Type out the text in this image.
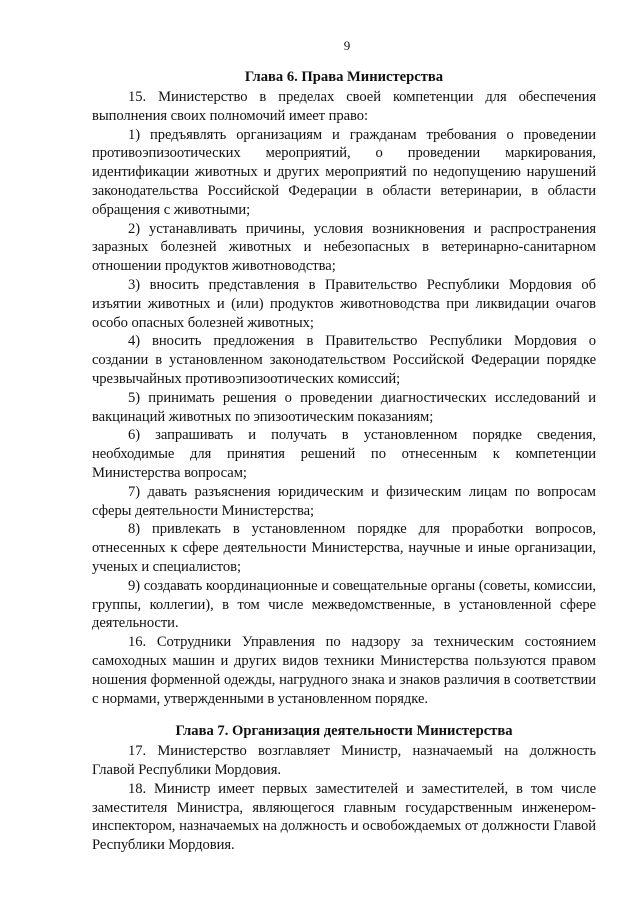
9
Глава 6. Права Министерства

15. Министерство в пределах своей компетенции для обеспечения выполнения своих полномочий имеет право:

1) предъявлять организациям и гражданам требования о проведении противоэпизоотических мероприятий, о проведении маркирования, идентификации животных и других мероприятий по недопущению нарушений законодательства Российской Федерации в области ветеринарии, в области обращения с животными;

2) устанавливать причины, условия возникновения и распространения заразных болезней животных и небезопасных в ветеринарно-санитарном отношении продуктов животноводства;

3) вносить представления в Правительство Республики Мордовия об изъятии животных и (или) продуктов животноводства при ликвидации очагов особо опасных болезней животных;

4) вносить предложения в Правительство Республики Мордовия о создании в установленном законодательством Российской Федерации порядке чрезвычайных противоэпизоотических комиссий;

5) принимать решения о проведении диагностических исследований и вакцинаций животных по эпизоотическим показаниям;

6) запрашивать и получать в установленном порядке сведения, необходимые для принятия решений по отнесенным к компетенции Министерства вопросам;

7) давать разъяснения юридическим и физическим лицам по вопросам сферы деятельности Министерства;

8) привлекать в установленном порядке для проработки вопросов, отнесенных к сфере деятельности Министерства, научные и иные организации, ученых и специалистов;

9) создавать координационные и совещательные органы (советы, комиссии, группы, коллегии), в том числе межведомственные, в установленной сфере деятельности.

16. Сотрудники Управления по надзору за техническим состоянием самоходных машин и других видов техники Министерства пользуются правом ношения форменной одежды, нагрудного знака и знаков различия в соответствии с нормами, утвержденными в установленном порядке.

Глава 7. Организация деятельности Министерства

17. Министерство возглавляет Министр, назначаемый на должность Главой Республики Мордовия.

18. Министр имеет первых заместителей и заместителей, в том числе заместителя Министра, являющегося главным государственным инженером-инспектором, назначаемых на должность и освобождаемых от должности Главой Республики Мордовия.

++++++++++

Task:
Without including any pictures, print each record exactly.

Task response:
Type out the text in this image.
9
Глава 6. Права Министерства

15. Министерство в пределах своей компетенции для обеспечения выполнения своих полномочий имеет право:

1) предъявлять организациям и гражданам требования о проведении противоэпизоотических мероприятий, о проведении маркирования, идентификации животных и других мероприятий по недопущению нарушений законодательства Российской Федерации в области ветеринарии, в области обращения с животными;

2) устанавливать причины, условия возникновения и распространения заразных болезней животных и небезопасных в ветеринарно-санитарном отношении продуктов животноводства;

3) вносить представления в Правительство Республики Мордовия об изъятии животных и (или) продуктов животноводства при ликвидации очагов особо опасных болезней животных;

4) вносить предложения в Правительство Республики Мордовия о создании в установленном законодательством Российской Федерации порядке чрезвычайных противоэпизоотических комиссий;

5) принимать решения о проведении диагностических исследований и вакцинаций животных по эпизоотическим показаниям;

6) запрашивать и получать в установленном порядке сведения, необходимые для принятия решений по отнесенным к компетенции Министерства вопросам;

7) давать разъяснения юридическим и физическим лицам по вопросам сферы деятельности Министерства;

8) привлекать в установленном порядке для проработки вопросов, отнесенных к сфере деятельности Министерства, научные и иные организации, ученых и специалистов;

9) создавать координационные и совещательные органы (советы, комиссии, группы, коллегии), в том числе межведомственные, в установленной сфере деятельности.

16. Сотрудники Управления по надзору за техническим состоянием самоходных машин и других видов техники Министерства пользуются правом ношения форменной одежды, нагрудного знака и знаков различия в соответствии с нормами, утвержденными в установленном порядке.

Глава 7. Организация деятельности Министерства

17. Министерство возглавляет Министр, назначаемый на должность Главой Республики Мордовия.

18. Министр имеет первых заместителей и заместителей, в том числе заместителя Министра, являющегося главным государственным инженером-инспектором, назначаемых на должность и освобождаемых от должности Главой Республики Мордовия.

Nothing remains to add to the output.